> [EXTRACTED MATERIAL]

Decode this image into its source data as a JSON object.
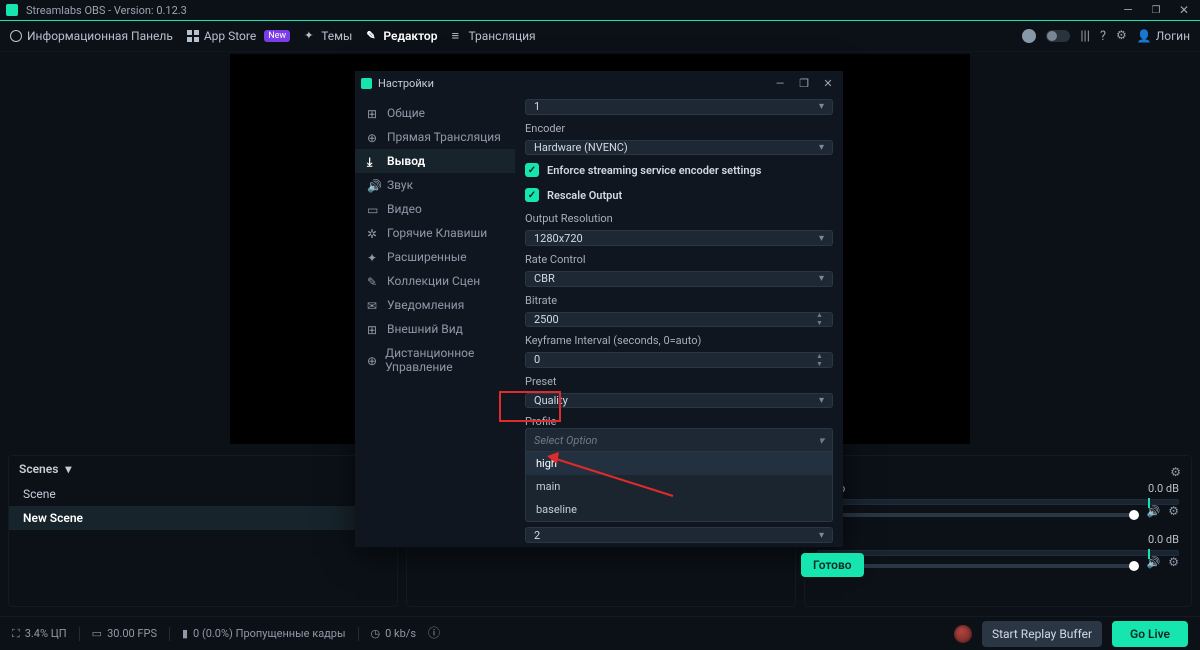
{
  "titlebar": {
    "app_name": "Streamlabs OBS - Version: 0.12.3"
  },
  "topnav": {
    "items": [
      {
        "label": "Информационная Панель",
        "icon": "dashboard-icon"
      },
      {
        "label": "App Store",
        "icon": "appstore-icon",
        "badge": "New"
      },
      {
        "label": "Темы",
        "icon": "themes-icon"
      },
      {
        "label": "Редактор",
        "icon": "editor-icon",
        "active": true
      },
      {
        "label": "Трансляция",
        "icon": "broadcast-icon"
      }
    ],
    "right": {
      "login": "Логин"
    }
  },
  "settings": {
    "title": "Настройки",
    "sidebar": [
      {
        "label": "Общие",
        "icon": "general-icon"
      },
      {
        "label": "Прямая Трансляция",
        "icon": "stream-icon"
      },
      {
        "label": "Вывод",
        "icon": "output-icon",
        "active": true
      },
      {
        "label": "Звук",
        "icon": "audio-icon"
      },
      {
        "label": "Видео",
        "icon": "video-icon"
      },
      {
        "label": "Горячие Клавиши",
        "icon": "hotkeys-icon"
      },
      {
        "label": "Расширенные",
        "icon": "advanced-icon"
      },
      {
        "label": "Коллекции Сцен",
        "icon": "collections-icon"
      },
      {
        "label": "Уведомления",
        "icon": "notifications-icon"
      },
      {
        "label": "Внешний Вид",
        "icon": "appearance-icon"
      },
      {
        "label": "Дистанционное Управление",
        "icon": "remote-icon"
      }
    ],
    "form": {
      "track_value": "1",
      "encoder_label": "Encoder",
      "encoder_value": "Hardware (NVENC)",
      "enforce_label": "Enforce streaming service encoder settings",
      "rescale_label": "Rescale Output",
      "resolution_label": "Output Resolution",
      "resolution_value": "1280x720",
      "ratecontrol_label": "Rate Control",
      "ratecontrol_value": "CBR",
      "bitrate_label": "Bitrate",
      "bitrate_value": "2500",
      "keyframe_label": "Keyframe Interval (seconds, 0=auto)",
      "keyframe_value": "0",
      "preset_label": "Preset",
      "preset_value": "Quality",
      "profile_label": "Profile",
      "profile_placeholder": "Select Option",
      "profile_options": [
        "high",
        "main",
        "baseline"
      ],
      "last_value": "2"
    },
    "done_button": "Готово"
  },
  "scenes_panel": {
    "title": "Scenes",
    "items": [
      "Scene",
      "New Scene"
    ],
    "active_index": 1
  },
  "mixer_panel": {
    "tracks": [
      {
        "name": "Audio",
        "level": "0.0 dB"
      },
      {
        "name": "",
        "level": "0.0 dB"
      }
    ]
  },
  "statusbar": {
    "cpu": "3.4% ЦП",
    "fps": "30.00 FPS",
    "dropped": "0 (0.0%) Пропущенные кадры",
    "bitrate": "0 kb/s",
    "replay_button": "Start Replay Buffer",
    "golive_button": "Go Live"
  }
}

> [GIVEN PROBLEM]
Which lines contain the word "settings"? Copy each of them.

> [RESULT OF THIS TASK]
  "settings": {
      "enforce_label": "Enforce streaming service encoder settings",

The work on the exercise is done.